● **Task goal**
Find and copy every line in the records that includes the string "caption".
───── Recorded information ─────
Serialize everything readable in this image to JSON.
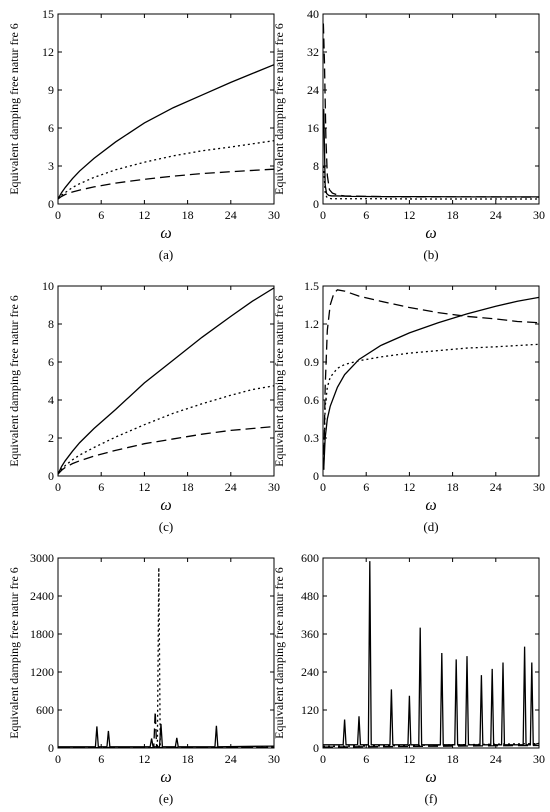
{
  "chart_data": [
    {
      "type": "line",
      "caption": "(a)",
      "xlabel": "ω",
      "ylabel": "Equivalent damping free natur fre 6",
      "xlim": [
        0,
        30
      ],
      "ylim": [
        0,
        15
      ],
      "xticks": [
        0,
        6,
        12,
        18,
        24,
        30
      ],
      "yticks": [
        0,
        3,
        6,
        9,
        12,
        15
      ],
      "series": [
        {
          "style": "solid",
          "x": [
            0,
            0.5,
            1,
            2,
            3,
            5,
            8,
            12,
            16,
            20,
            24,
            27,
            30
          ],
          "y": [
            0.4,
            0.9,
            1.3,
            2.0,
            2.6,
            3.6,
            4.9,
            6.4,
            7.6,
            8.6,
            9.6,
            10.3,
            11.0
          ]
        },
        {
          "style": "dotted",
          "x": [
            0,
            0.5,
            1,
            2,
            3,
            5,
            8,
            12,
            16,
            20,
            24,
            27,
            30
          ],
          "y": [
            0.4,
            0.7,
            0.9,
            1.3,
            1.6,
            2.1,
            2.7,
            3.3,
            3.8,
            4.2,
            4.5,
            4.75,
            5.0
          ]
        },
        {
          "style": "dashed",
          "x": [
            0,
            0.5,
            1,
            2,
            3,
            5,
            8,
            12,
            16,
            20,
            24,
            27,
            30
          ],
          "y": [
            0.4,
            0.6,
            0.75,
            0.95,
            1.1,
            1.35,
            1.65,
            1.95,
            2.2,
            2.4,
            2.55,
            2.65,
            2.75
          ]
        }
      ]
    },
    {
      "type": "line",
      "caption": "(b)",
      "xlabel": "ω",
      "ylabel": "Equivalent damping free natur fre 6",
      "xlim": [
        0,
        30
      ],
      "ylim": [
        0,
        40
      ],
      "xticks": [
        0,
        6,
        12,
        18,
        24,
        30
      ],
      "yticks": [
        0,
        8,
        16,
        24,
        32,
        40
      ],
      "series": [
        {
          "style": "solid",
          "x": [
            0.1,
            0.3,
            0.5,
            0.8,
            1.2,
            2,
            4,
            8,
            14,
            20,
            26,
            30
          ],
          "y": [
            20,
            4,
            2.2,
            1.8,
            1.7,
            1.7,
            1.6,
            1.55,
            1.55,
            1.5,
            1.5,
            1.5
          ]
        },
        {
          "style": "dotted",
          "x": [
            0.1,
            0.3,
            0.5,
            0.8,
            1.2,
            2,
            4,
            8,
            14,
            20,
            26,
            30
          ],
          "y": [
            8,
            2.5,
            1.5,
            1.2,
            1.1,
            1.1,
            1.1,
            1.1,
            1.05,
            1.05,
            1.05,
            1.05
          ]
        },
        {
          "style": "dashed",
          "x": [
            0.05,
            0.2,
            0.4,
            0.6,
            0.9,
            1.3,
            2,
            3,
            6,
            12,
            20,
            30
          ],
          "y": [
            38,
            30,
            14,
            6,
            3,
            2.3,
            1.9,
            1.7,
            1.6,
            1.5,
            1.5,
            1.45
          ]
        }
      ]
    },
    {
      "type": "line",
      "caption": "(c)",
      "xlabel": "ω",
      "ylabel": "Equivalent damping free natur fre 6",
      "xlim": [
        0,
        30
      ],
      "ylim": [
        0,
        10
      ],
      "xticks": [
        0,
        6,
        12,
        18,
        24,
        30
      ],
      "yticks": [
        0,
        2,
        4,
        6,
        8,
        10
      ],
      "series": [
        {
          "style": "solid",
          "x": [
            0,
            0.5,
            1,
            2,
            3,
            5,
            8,
            12,
            16,
            20,
            24,
            27,
            30
          ],
          "y": [
            0.1,
            0.5,
            0.8,
            1.3,
            1.75,
            2.5,
            3.5,
            4.9,
            6.1,
            7.3,
            8.4,
            9.2,
            9.9
          ]
        },
        {
          "style": "dotted",
          "x": [
            0,
            0.5,
            1,
            2,
            3,
            5,
            8,
            12,
            16,
            20,
            24,
            27,
            30
          ],
          "y": [
            0.1,
            0.35,
            0.55,
            0.85,
            1.1,
            1.5,
            2.05,
            2.7,
            3.3,
            3.8,
            4.25,
            4.55,
            4.75
          ]
        },
        {
          "style": "dashed",
          "x": [
            0,
            0.5,
            1,
            2,
            3,
            5,
            8,
            12,
            16,
            20,
            24,
            27,
            30
          ],
          "y": [
            0.1,
            0.3,
            0.45,
            0.65,
            0.8,
            1.05,
            1.35,
            1.7,
            1.95,
            2.2,
            2.4,
            2.5,
            2.6
          ]
        }
      ]
    },
    {
      "type": "line",
      "caption": "(d)",
      "xlabel": "ω",
      "ylabel": "Equivalent damping free natur fre 6",
      "xlim": [
        0,
        30
      ],
      "ylim": [
        0,
        1.5
      ],
      "xticks": [
        0,
        6,
        12,
        18,
        24,
        30
      ],
      "yticks": [
        0,
        0.3,
        0.6,
        0.9,
        1.2,
        1.5
      ],
      "series": [
        {
          "style": "solid",
          "x": [
            0.1,
            0.3,
            0.6,
            1,
            2,
            3,
            5,
            8,
            12,
            16,
            20,
            24,
            27,
            30
          ],
          "y": [
            0.05,
            0.3,
            0.45,
            0.55,
            0.7,
            0.8,
            0.92,
            1.03,
            1.13,
            1.21,
            1.28,
            1.34,
            1.38,
            1.41
          ]
        },
        {
          "style": "dotted",
          "x": [
            0.1,
            0.3,
            0.6,
            1,
            2,
            3,
            5,
            8,
            12,
            16,
            20,
            24,
            27,
            30
          ],
          "y": [
            0.05,
            0.55,
            0.7,
            0.78,
            0.85,
            0.88,
            0.91,
            0.94,
            0.97,
            0.99,
            1.01,
            1.02,
            1.03,
            1.04
          ]
        },
        {
          "style": "dashed",
          "x": [
            0.1,
            0.3,
            0.6,
            1,
            1.5,
            2,
            3,
            5,
            8,
            12,
            16,
            20,
            24,
            27,
            30
          ],
          "y": [
            0.05,
            0.7,
            1.15,
            1.35,
            1.44,
            1.47,
            1.46,
            1.42,
            1.38,
            1.33,
            1.29,
            1.26,
            1.24,
            1.22,
            1.21
          ]
        }
      ]
    },
    {
      "type": "line",
      "caption": "(e)",
      "xlabel": "ω",
      "ylabel": "Equivalent damping free natur fre 6",
      "xlim": [
        0,
        30
      ],
      "ylim": [
        0,
        3000
      ],
      "xticks": [
        0,
        6,
        12,
        18,
        24,
        30
      ],
      "yticks": [
        0,
        600,
        1200,
        1800,
        2400,
        3000
      ],
      "series": [
        {
          "style": "solid",
          "x": [
            0,
            5.2,
            5.4,
            5.6,
            6.8,
            7,
            7.2,
            12.8,
            13,
            13.2,
            14.1,
            14.3,
            14.5,
            16.3,
            16.5,
            16.7,
            21.8,
            22,
            22.2,
            30
          ],
          "y": [
            20,
            20,
            340,
            20,
            20,
            270,
            20,
            20,
            150,
            20,
            20,
            380,
            20,
            20,
            160,
            20,
            20,
            350,
            20,
            30
          ]
        },
        {
          "style": "dotted",
          "x": [
            0,
            13.8,
            14.0,
            14.2,
            30
          ],
          "y": [
            10,
            10,
            2850,
            10,
            15
          ]
        },
        {
          "style": "dashed",
          "x": [
            0,
            13.3,
            13.5,
            13.7,
            30
          ],
          "y": [
            5,
            5,
            580,
            5,
            10
          ]
        }
      ]
    },
    {
      "type": "line",
      "caption": "(f)",
      "xlabel": "ω",
      "ylabel": "Equivalent damping free natur fre 6",
      "xlim": [
        0,
        30
      ],
      "ylim": [
        0,
        600
      ],
      "xticks": [
        0,
        6,
        12,
        18,
        24,
        30
      ],
      "yticks": [
        0,
        120,
        240,
        360,
        480,
        600
      ],
      "series": [
        {
          "style": "solid",
          "x": [
            0,
            2.8,
            3,
            3.2,
            4.8,
            5,
            5.2,
            6.3,
            6.5,
            6.7,
            9.3,
            9.5,
            9.7,
            11.8,
            12,
            12.2,
            13.3,
            13.5,
            13.7,
            16.3,
            16.5,
            16.7,
            18.3,
            18.5,
            18.7,
            19.8,
            20,
            20.2,
            21.8,
            22,
            22.2,
            23.3,
            23.5,
            23.7,
            24.8,
            25,
            25.2,
            27.8,
            28,
            28.2,
            28.8,
            29,
            29.2,
            30
          ],
          "y": [
            10,
            10,
            90,
            10,
            10,
            100,
            10,
            10,
            590,
            10,
            10,
            185,
            10,
            10,
            165,
            10,
            10,
            380,
            10,
            10,
            300,
            10,
            10,
            280,
            10,
            10,
            290,
            10,
            10,
            230,
            10,
            10,
            250,
            10,
            10,
            270,
            10,
            10,
            320,
            10,
            10,
            270,
            10,
            15
          ]
        },
        {
          "style": "dotted",
          "x": [
            0,
            6,
            12,
            18,
            24,
            30
          ],
          "y": [
            5,
            6,
            8,
            10,
            12,
            14
          ]
        },
        {
          "style": "dashed",
          "x": [
            0,
            6,
            12,
            18,
            24,
            30
          ],
          "y": [
            3,
            4,
            5,
            6,
            7,
            8
          ]
        }
      ]
    }
  ]
}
─────
● **Response**
      "caption": "(a)",
      "caption": "(b)",
      "caption": "(c)",
      "caption": "(d)",
      "caption": "(e)",
      "caption": "(f)",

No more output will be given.